*作業内容*
以下のマイクロヒータに関する抜粋から、「ここで、発熱抵抗体61の温度」で始まり「単位は、例えばW/℃である。」で終わる部分を一字も変えずに出力してください。

さらにマイクロヒータ8は、絶縁膜65に設けられた発熱抵抗体61と、発熱抵抗体61を挟むように絶縁膜65に設けられた第1の測温抵抗素子62及び第2の測温抵抗素子63と、発熱抵抗体61から隔離されて絶縁膜65に設けられたガス温度センサ64を備える。発熱抵抗体61は、キャビティ66を覆う絶縁膜65の中心に配置されており、発熱抵抗体61に接する雰囲気ガスを加熱する。ガス温度センサ64は、発熱抵抗体61から隔離されて絶縁膜65に設けられているため、発熱抵抗体61の温度に影響されずに、雰囲気ガスの温度を検出する。
基板60の材料としては、シリコン(Si)等が使用可能である。絶縁膜65の材料としては、酸化ケイ素(SiO2)等が使用可能である。キャビティ66は、異方性エッチング等により形成される。また発熱抵抗体61、第1の測温抵抗素子62、第2の測温抵抗素子63、及びガス温度センサ64のそれぞれの材料には白金(Pt)等が使用可能であり、リソグラフィ法等により形成可能である。
発熱抵抗体61は、温度によって抵抗値が変化する。発熱抵抗体61の温度THと、発熱抵抗体61の抵抗値RHの関係は、下記(1)式で与えられる。
RH = RSTD×{1+α(TH-TSTD) + β(TH-TSTD)2} ・・・(1)
ここで、TSTDは標準温度を表し、例えば20℃である。RSTDは標準温度TSTDにおける予め計測された抵抗値を表す。αは1次の抵抗温度係数、βは2次の抵抗温度係数を表す。また、発熱抵抗体61の抵抗値RHは、発熱抵抗体61の駆動電力PHと、発熱抵抗体61の通電電流IHから、下記(2)式で与えられる。
RH = PH / IH 2 ・・・(2)
あるいは発熱抵抗体61の抵抗値RHは、発熱抵抗体61にかかる電圧VHと、発熱抵抗体61の通電電流IHから、下記(3)式で与えられる。
RH = VH / IH ・・・(3)
ここで、発熱抵抗体61の温度THは、発熱抵抗体61と雰囲気ガスの間が熱的に平衡になったときに安定する。平衡状態において、下記(4)式に示すように、発熱抵抗体61の駆動電力PHを、発熱抵抗体61の温度THと雰囲気ガスの温度TOとの差で割ることにより、雰囲気ガスの放熱係数MOが得られる。なお、放熱係数MOの単位は、例えばW/℃である。
MO = PH / (TH - TO) ・・・(4)

*行一覧*
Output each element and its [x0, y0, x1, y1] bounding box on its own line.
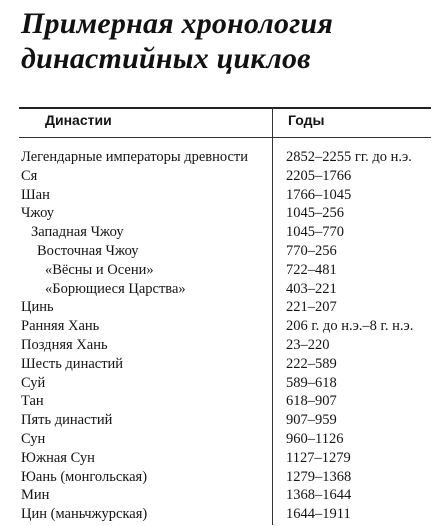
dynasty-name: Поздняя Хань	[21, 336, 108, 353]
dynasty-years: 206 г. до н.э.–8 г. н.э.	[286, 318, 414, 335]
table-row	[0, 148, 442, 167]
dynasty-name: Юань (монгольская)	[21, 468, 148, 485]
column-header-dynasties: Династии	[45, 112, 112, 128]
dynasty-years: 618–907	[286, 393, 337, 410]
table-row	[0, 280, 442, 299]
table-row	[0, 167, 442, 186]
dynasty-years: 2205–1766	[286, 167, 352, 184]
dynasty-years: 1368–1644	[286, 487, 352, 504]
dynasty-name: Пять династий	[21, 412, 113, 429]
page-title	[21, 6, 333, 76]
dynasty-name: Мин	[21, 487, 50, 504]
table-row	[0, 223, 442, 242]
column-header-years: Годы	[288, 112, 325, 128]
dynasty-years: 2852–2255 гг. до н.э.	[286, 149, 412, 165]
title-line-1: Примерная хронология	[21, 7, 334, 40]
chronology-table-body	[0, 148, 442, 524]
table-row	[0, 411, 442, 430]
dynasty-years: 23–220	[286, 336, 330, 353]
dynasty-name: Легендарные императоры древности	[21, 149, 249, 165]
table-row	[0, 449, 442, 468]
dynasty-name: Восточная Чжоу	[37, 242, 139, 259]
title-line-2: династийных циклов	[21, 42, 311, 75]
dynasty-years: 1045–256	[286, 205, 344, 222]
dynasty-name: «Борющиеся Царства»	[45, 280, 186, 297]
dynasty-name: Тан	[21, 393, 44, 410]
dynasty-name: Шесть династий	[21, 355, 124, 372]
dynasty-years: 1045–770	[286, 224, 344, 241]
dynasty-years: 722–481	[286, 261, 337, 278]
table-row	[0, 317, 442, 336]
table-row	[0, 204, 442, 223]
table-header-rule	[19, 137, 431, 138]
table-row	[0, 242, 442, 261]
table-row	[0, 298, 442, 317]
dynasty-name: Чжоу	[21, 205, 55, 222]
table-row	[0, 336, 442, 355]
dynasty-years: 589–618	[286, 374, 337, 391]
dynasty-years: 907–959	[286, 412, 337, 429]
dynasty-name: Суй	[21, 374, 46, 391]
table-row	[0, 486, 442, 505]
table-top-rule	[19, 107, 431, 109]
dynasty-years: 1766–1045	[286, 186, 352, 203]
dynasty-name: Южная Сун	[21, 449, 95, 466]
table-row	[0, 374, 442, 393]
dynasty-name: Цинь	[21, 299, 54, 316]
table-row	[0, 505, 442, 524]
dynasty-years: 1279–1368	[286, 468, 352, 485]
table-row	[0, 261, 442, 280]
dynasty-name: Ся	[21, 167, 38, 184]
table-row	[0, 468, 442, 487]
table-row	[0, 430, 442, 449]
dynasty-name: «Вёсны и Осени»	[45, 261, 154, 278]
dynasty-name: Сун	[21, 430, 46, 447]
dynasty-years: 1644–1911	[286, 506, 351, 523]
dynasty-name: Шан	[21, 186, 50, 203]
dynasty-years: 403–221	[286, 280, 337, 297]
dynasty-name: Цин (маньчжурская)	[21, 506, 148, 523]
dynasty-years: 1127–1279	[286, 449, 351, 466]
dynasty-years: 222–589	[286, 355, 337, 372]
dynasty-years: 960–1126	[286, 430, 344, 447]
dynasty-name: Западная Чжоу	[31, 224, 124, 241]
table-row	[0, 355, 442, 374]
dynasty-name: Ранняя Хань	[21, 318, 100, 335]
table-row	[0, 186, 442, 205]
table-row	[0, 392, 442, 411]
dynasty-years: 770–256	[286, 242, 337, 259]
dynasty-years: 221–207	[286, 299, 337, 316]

*回答*
ここで、発熱抵抗体61の温度THは、発熱抵抗体61と雰囲気ガスの間が熱的に平衡になったときに安定する。平衡状態において、下記(4)式に示すように、発熱抵抗体61の駆動電力PHを、発熱抵抗体61の温度THと雰囲気ガスの温度TOとの差で割ることにより、雰囲気ガスの放熱係数MOが得られる。なお、放熱係数MOの単位は、例えばW/℃である。